'''

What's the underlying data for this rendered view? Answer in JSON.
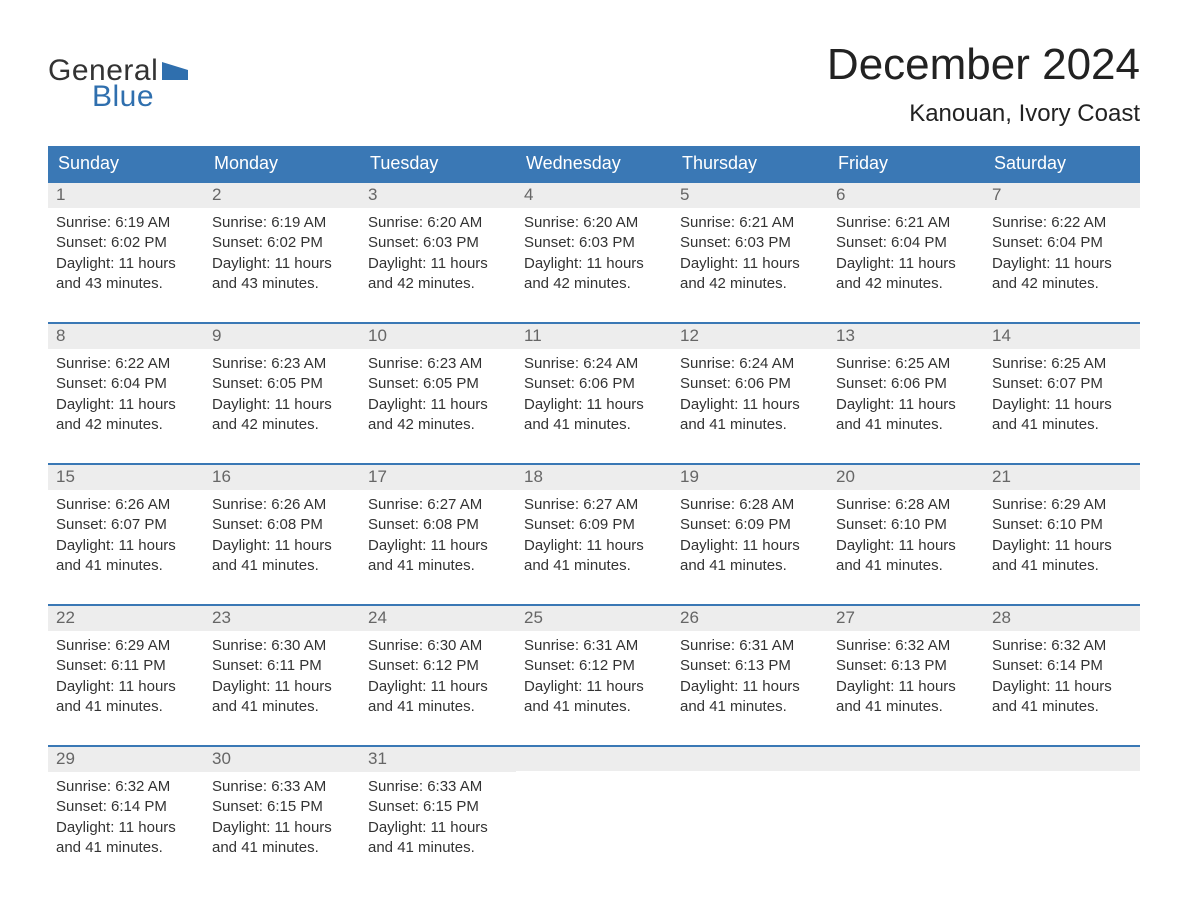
{
  "logo": {
    "text1": "General",
    "text2": "Blue",
    "icon_color": "#2f6fae",
    "text1_color": "#333333",
    "text2_color": "#2f6fae"
  },
  "title": "December 2024",
  "location": "Kanouan, Ivory Coast",
  "colors": {
    "header_bg": "#3a78b5",
    "header_text": "#ffffff",
    "daynum_bg": "#ededed",
    "daynum_text": "#666666",
    "row_border": "#3a78b5",
    "body_text": "#333333",
    "background": "#ffffff"
  },
  "fonts": {
    "title_pt": 44,
    "location_pt": 24,
    "weekday_pt": 18,
    "daynum_pt": 17,
    "body_pt": 15
  },
  "weekdays": [
    "Sunday",
    "Monday",
    "Tuesday",
    "Wednesday",
    "Thursday",
    "Friday",
    "Saturday"
  ],
  "weeks": [
    [
      {
        "num": "1",
        "sunrise": "Sunrise: 6:19 AM",
        "sunset": "Sunset: 6:02 PM",
        "daylight": "Daylight: 11 hours and 43 minutes."
      },
      {
        "num": "2",
        "sunrise": "Sunrise: 6:19 AM",
        "sunset": "Sunset: 6:02 PM",
        "daylight": "Daylight: 11 hours and 43 minutes."
      },
      {
        "num": "3",
        "sunrise": "Sunrise: 6:20 AM",
        "sunset": "Sunset: 6:03 PM",
        "daylight": "Daylight: 11 hours and 42 minutes."
      },
      {
        "num": "4",
        "sunrise": "Sunrise: 6:20 AM",
        "sunset": "Sunset: 6:03 PM",
        "daylight": "Daylight: 11 hours and 42 minutes."
      },
      {
        "num": "5",
        "sunrise": "Sunrise: 6:21 AM",
        "sunset": "Sunset: 6:03 PM",
        "daylight": "Daylight: 11 hours and 42 minutes."
      },
      {
        "num": "6",
        "sunrise": "Sunrise: 6:21 AM",
        "sunset": "Sunset: 6:04 PM",
        "daylight": "Daylight: 11 hours and 42 minutes."
      },
      {
        "num": "7",
        "sunrise": "Sunrise: 6:22 AM",
        "sunset": "Sunset: 6:04 PM",
        "daylight": "Daylight: 11 hours and 42 minutes."
      }
    ],
    [
      {
        "num": "8",
        "sunrise": "Sunrise: 6:22 AM",
        "sunset": "Sunset: 6:04 PM",
        "daylight": "Daylight: 11 hours and 42 minutes."
      },
      {
        "num": "9",
        "sunrise": "Sunrise: 6:23 AM",
        "sunset": "Sunset: 6:05 PM",
        "daylight": "Daylight: 11 hours and 42 minutes."
      },
      {
        "num": "10",
        "sunrise": "Sunrise: 6:23 AM",
        "sunset": "Sunset: 6:05 PM",
        "daylight": "Daylight: 11 hours and 42 minutes."
      },
      {
        "num": "11",
        "sunrise": "Sunrise: 6:24 AM",
        "sunset": "Sunset: 6:06 PM",
        "daylight": "Daylight: 11 hours and 41 minutes."
      },
      {
        "num": "12",
        "sunrise": "Sunrise: 6:24 AM",
        "sunset": "Sunset: 6:06 PM",
        "daylight": "Daylight: 11 hours and 41 minutes."
      },
      {
        "num": "13",
        "sunrise": "Sunrise: 6:25 AM",
        "sunset": "Sunset: 6:06 PM",
        "daylight": "Daylight: 11 hours and 41 minutes."
      },
      {
        "num": "14",
        "sunrise": "Sunrise: 6:25 AM",
        "sunset": "Sunset: 6:07 PM",
        "daylight": "Daylight: 11 hours and 41 minutes."
      }
    ],
    [
      {
        "num": "15",
        "sunrise": "Sunrise: 6:26 AM",
        "sunset": "Sunset: 6:07 PM",
        "daylight": "Daylight: 11 hours and 41 minutes."
      },
      {
        "num": "16",
        "sunrise": "Sunrise: 6:26 AM",
        "sunset": "Sunset: 6:08 PM",
        "daylight": "Daylight: 11 hours and 41 minutes."
      },
      {
        "num": "17",
        "sunrise": "Sunrise: 6:27 AM",
        "sunset": "Sunset: 6:08 PM",
        "daylight": "Daylight: 11 hours and 41 minutes."
      },
      {
        "num": "18",
        "sunrise": "Sunrise: 6:27 AM",
        "sunset": "Sunset: 6:09 PM",
        "daylight": "Daylight: 11 hours and 41 minutes."
      },
      {
        "num": "19",
        "sunrise": "Sunrise: 6:28 AM",
        "sunset": "Sunset: 6:09 PM",
        "daylight": "Daylight: 11 hours and 41 minutes."
      },
      {
        "num": "20",
        "sunrise": "Sunrise: 6:28 AM",
        "sunset": "Sunset: 6:10 PM",
        "daylight": "Daylight: 11 hours and 41 minutes."
      },
      {
        "num": "21",
        "sunrise": "Sunrise: 6:29 AM",
        "sunset": "Sunset: 6:10 PM",
        "daylight": "Daylight: 11 hours and 41 minutes."
      }
    ],
    [
      {
        "num": "22",
        "sunrise": "Sunrise: 6:29 AM",
        "sunset": "Sunset: 6:11 PM",
        "daylight": "Daylight: 11 hours and 41 minutes."
      },
      {
        "num": "23",
        "sunrise": "Sunrise: 6:30 AM",
        "sunset": "Sunset: 6:11 PM",
        "daylight": "Daylight: 11 hours and 41 minutes."
      },
      {
        "num": "24",
        "sunrise": "Sunrise: 6:30 AM",
        "sunset": "Sunset: 6:12 PM",
        "daylight": "Daylight: 11 hours and 41 minutes."
      },
      {
        "num": "25",
        "sunrise": "Sunrise: 6:31 AM",
        "sunset": "Sunset: 6:12 PM",
        "daylight": "Daylight: 11 hours and 41 minutes."
      },
      {
        "num": "26",
        "sunrise": "Sunrise: 6:31 AM",
        "sunset": "Sunset: 6:13 PM",
        "daylight": "Daylight: 11 hours and 41 minutes."
      },
      {
        "num": "27",
        "sunrise": "Sunrise: 6:32 AM",
        "sunset": "Sunset: 6:13 PM",
        "daylight": "Daylight: 11 hours and 41 minutes."
      },
      {
        "num": "28",
        "sunrise": "Sunrise: 6:32 AM",
        "sunset": "Sunset: 6:14 PM",
        "daylight": "Daylight: 11 hours and 41 minutes."
      }
    ],
    [
      {
        "num": "29",
        "sunrise": "Sunrise: 6:32 AM",
        "sunset": "Sunset: 6:14 PM",
        "daylight": "Daylight: 11 hours and 41 minutes."
      },
      {
        "num": "30",
        "sunrise": "Sunrise: 6:33 AM",
        "sunset": "Sunset: 6:15 PM",
        "daylight": "Daylight: 11 hours and 41 minutes."
      },
      {
        "num": "31",
        "sunrise": "Sunrise: 6:33 AM",
        "sunset": "Sunset: 6:15 PM",
        "daylight": "Daylight: 11 hours and 41 minutes."
      },
      null,
      null,
      null,
      null
    ]
  ]
}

'''

● **What is being asked**: Repeat the material above verbatim. Leave the pictures behind.

● **Result of this exercise**:
What's the underlying data for this rendered view? Answer in JSON.
{
  "logo": {
    "text1": "General",
    "text2": "Blue",
    "icon_color": "#2f6fae",
    "text1_color": "#333333",
    "text2_color": "#2f6fae"
  },
  "title": "December 2024",
  "location": "Kanouan, Ivory Coast",
  "colors": {
    "header_bg": "#3a78b5",
    "header_text": "#ffffff",
    "daynum_bg": "#ededed",
    "daynum_text": "#666666",
    "row_border": "#3a78b5",
    "body_text": "#333333",
    "background": "#ffffff"
  },
  "fonts": {
    "title_pt": 44,
    "location_pt": 24,
    "weekday_pt": 18,
    "daynum_pt": 17,
    "body_pt": 15
  },
  "weekdays": [
    "Sunday",
    "Monday",
    "Tuesday",
    "Wednesday",
    "Thursday",
    "Friday",
    "Saturday"
  ],
  "weeks": [
    [
      {
        "num": "1",
        "sunrise": "Sunrise: 6:19 AM",
        "sunset": "Sunset: 6:02 PM",
        "daylight": "Daylight: 11 hours and 43 minutes."
      },
      {
        "num": "2",
        "sunrise": "Sunrise: 6:19 AM",
        "sunset": "Sunset: 6:02 PM",
        "daylight": "Daylight: 11 hours and 43 minutes."
      },
      {
        "num": "3",
        "sunrise": "Sunrise: 6:20 AM",
        "sunset": "Sunset: 6:03 PM",
        "daylight": "Daylight: 11 hours and 42 minutes."
      },
      {
        "num": "4",
        "sunrise": "Sunrise: 6:20 AM",
        "sunset": "Sunset: 6:03 PM",
        "daylight": "Daylight: 11 hours and 42 minutes."
      },
      {
        "num": "5",
        "sunrise": "Sunrise: 6:21 AM",
        "sunset": "Sunset: 6:03 PM",
        "daylight": "Daylight: 11 hours and 42 minutes."
      },
      {
        "num": "6",
        "sunrise": "Sunrise: 6:21 AM",
        "sunset": "Sunset: 6:04 PM",
        "daylight": "Daylight: 11 hours and 42 minutes."
      },
      {
        "num": "7",
        "sunrise": "Sunrise: 6:22 AM",
        "sunset": "Sunset: 6:04 PM",
        "daylight": "Daylight: 11 hours and 42 minutes."
      }
    ],
    [
      {
        "num": "8",
        "sunrise": "Sunrise: 6:22 AM",
        "sunset": "Sunset: 6:04 PM",
        "daylight": "Daylight: 11 hours and 42 minutes."
      },
      {
        "num": "9",
        "sunrise": "Sunrise: 6:23 AM",
        "sunset": "Sunset: 6:05 PM",
        "daylight": "Daylight: 11 hours and 42 minutes."
      },
      {
        "num": "10",
        "sunrise": "Sunrise: 6:23 AM",
        "sunset": "Sunset: 6:05 PM",
        "daylight": "Daylight: 11 hours and 42 minutes."
      },
      {
        "num": "11",
        "sunrise": "Sunrise: 6:24 AM",
        "sunset": "Sunset: 6:06 PM",
        "daylight": "Daylight: 11 hours and 41 minutes."
      },
      {
        "num": "12",
        "sunrise": "Sunrise: 6:24 AM",
        "sunset": "Sunset: 6:06 PM",
        "daylight": "Daylight: 11 hours and 41 minutes."
      },
      {
        "num": "13",
        "sunrise": "Sunrise: 6:25 AM",
        "sunset": "Sunset: 6:06 PM",
        "daylight": "Daylight: 11 hours and 41 minutes."
      },
      {
        "num": "14",
        "sunrise": "Sunrise: 6:25 AM",
        "sunset": "Sunset: 6:07 PM",
        "daylight": "Daylight: 11 hours and 41 minutes."
      }
    ],
    [
      {
        "num": "15",
        "sunrise": "Sunrise: 6:26 AM",
        "sunset": "Sunset: 6:07 PM",
        "daylight": "Daylight: 11 hours and 41 minutes."
      },
      {
        "num": "16",
        "sunrise": "Sunrise: 6:26 AM",
        "sunset": "Sunset: 6:08 PM",
        "daylight": "Daylight: 11 hours and 41 minutes."
      },
      {
        "num": "17",
        "sunrise": "Sunrise: 6:27 AM",
        "sunset": "Sunset: 6:08 PM",
        "daylight": "Daylight: 11 hours and 41 minutes."
      },
      {
        "num": "18",
        "sunrise": "Sunrise: 6:27 AM",
        "sunset": "Sunset: 6:09 PM",
        "daylight": "Daylight: 11 hours and 41 minutes."
      },
      {
        "num": "19",
        "sunrise": "Sunrise: 6:28 AM",
        "sunset": "Sunset: 6:09 PM",
        "daylight": "Daylight: 11 hours and 41 minutes."
      },
      {
        "num": "20",
        "sunrise": "Sunrise: 6:28 AM",
        "sunset": "Sunset: 6:10 PM",
        "daylight": "Daylight: 11 hours and 41 minutes."
      },
      {
        "num": "21",
        "sunrise": "Sunrise: 6:29 AM",
        "sunset": "Sunset: 6:10 PM",
        "daylight": "Daylight: 11 hours and 41 minutes."
      }
    ],
    [
      {
        "num": "22",
        "sunrise": "Sunrise: 6:29 AM",
        "sunset": "Sunset: 6:11 PM",
        "daylight": "Daylight: 11 hours and 41 minutes."
      },
      {
        "num": "23",
        "sunrise": "Sunrise: 6:30 AM",
        "sunset": "Sunset: 6:11 PM",
        "daylight": "Daylight: 11 hours and 41 minutes."
      },
      {
        "num": "24",
        "sunrise": "Sunrise: 6:30 AM",
        "sunset": "Sunset: 6:12 PM",
        "daylight": "Daylight: 11 hours and 41 minutes."
      },
      {
        "num": "25",
        "sunrise": "Sunrise: 6:31 AM",
        "sunset": "Sunset: 6:12 PM",
        "daylight": "Daylight: 11 hours and 41 minutes."
      },
      {
        "num": "26",
        "sunrise": "Sunrise: 6:31 AM",
        "sunset": "Sunset: 6:13 PM",
        "daylight": "Daylight: 11 hours and 41 minutes."
      },
      {
        "num": "27",
        "sunrise": "Sunrise: 6:32 AM",
        "sunset": "Sunset: 6:13 PM",
        "daylight": "Daylight: 11 hours and 41 minutes."
      },
      {
        "num": "28",
        "sunrise": "Sunrise: 6:32 AM",
        "sunset": "Sunset: 6:14 PM",
        "daylight": "Daylight: 11 hours and 41 minutes."
      }
    ],
    [
      {
        "num": "29",
        "sunrise": "Sunrise: 6:32 AM",
        "sunset": "Sunset: 6:14 PM",
        "daylight": "Daylight: 11 hours and 41 minutes."
      },
      {
        "num": "30",
        "sunrise": "Sunrise: 6:33 AM",
        "sunset": "Sunset: 6:15 PM",
        "daylight": "Daylight: 11 hours and 41 minutes."
      },
      {
        "num": "31",
        "sunrise": "Sunrise: 6:33 AM",
        "sunset": "Sunset: 6:15 PM",
        "daylight": "Daylight: 11 hours and 41 minutes."
      },
      null,
      null,
      null,
      null
    ]
  ]
}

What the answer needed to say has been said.